- Brief
Print out each record below, unaltered and complete, without its images.

- Extracted information
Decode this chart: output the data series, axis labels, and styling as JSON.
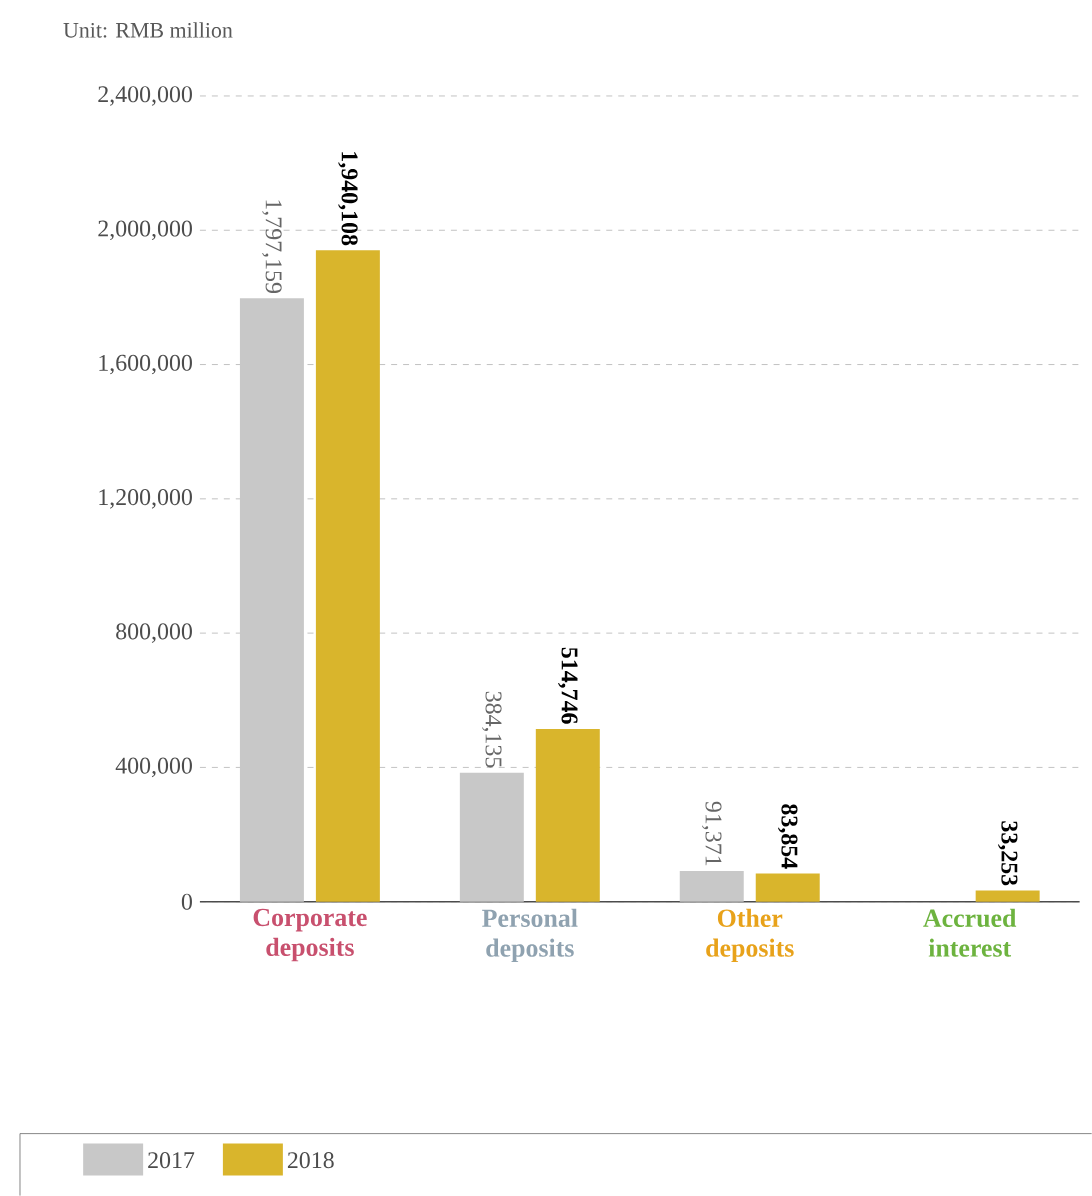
{
  "chart_data": {
    "type": "bar",
    "ylabel": "Unit: RMB million",
    "categories": [
      "Corporate deposits",
      "Personal deposits",
      "Other deposits",
      "Accrued interest"
    ],
    "series": [
      {
        "name": "2017",
        "color": "#c8c8c8",
        "values": [
          1797159,
          384135,
          91371,
          null
        ],
        "value_labels": [
          "1,797,159",
          "384,135",
          "91,371",
          null
        ]
      },
      {
        "name": "2018",
        "color": "#d9b52c",
        "values": [
          1940108,
          514746,
          83854,
          33253
        ],
        "value_labels": [
          "1,940,108",
          "514,746",
          "83,854",
          "33,253"
        ]
      }
    ],
    "ylim": [
      0,
      2400000
    ],
    "yticks": [
      {
        "value": 0,
        "label": "0"
      },
      {
        "value": 400000,
        "label": "400,000"
      },
      {
        "value": 800000,
        "label": "800,000"
      },
      {
        "value": 1200000,
        "label": "1,200,000"
      },
      {
        "value": 1600000,
        "label": "1,600,000"
      },
      {
        "value": 2000000,
        "label": "2,000,000"
      },
      {
        "value": 2400000,
        "label": "2,400,000"
      }
    ],
    "grid": "y",
    "legend": "bottom"
  }
}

- The answer
Decode this chart: output the data series, axis labels, and styling as JSON.
{
  "chart_data": {
    "type": "bar",
    "ylabel": "Unit: RMB million",
    "categories": [
      "Corporate deposits",
      "Personal deposits",
      "Other deposits",
      "Accrued interest"
    ],
    "series": [
      {
        "name": "2017",
        "color": "#c8c8c8",
        "values": [
          1797159,
          384135,
          91371,
          null
        ],
        "value_labels": [
          "1,797,159",
          "384,135",
          "91,371",
          null
        ]
      },
      {
        "name": "2018",
        "color": "#d9b52c",
        "values": [
          1940108,
          514746,
          83854,
          33253
        ],
        "value_labels": [
          "1,940,108",
          "514,746",
          "83,854",
          "33,253"
        ]
      }
    ],
    "ylim": [
      0,
      2400000
    ],
    "yticks": [
      {
        "value": 0,
        "label": "0"
      },
      {
        "value": 400000,
        "label": "400,000"
      },
      {
        "value": 800000,
        "label": "800,000"
      },
      {
        "value": 1200000,
        "label": "1,200,000"
      },
      {
        "value": 1600000,
        "label": "1,600,000"
      },
      {
        "value": 2000000,
        "label": "2,000,000"
      },
      {
        "value": 2400000,
        "label": "2,400,000"
      }
    ],
    "grid": "y",
    "legend": "bottom"
  }
}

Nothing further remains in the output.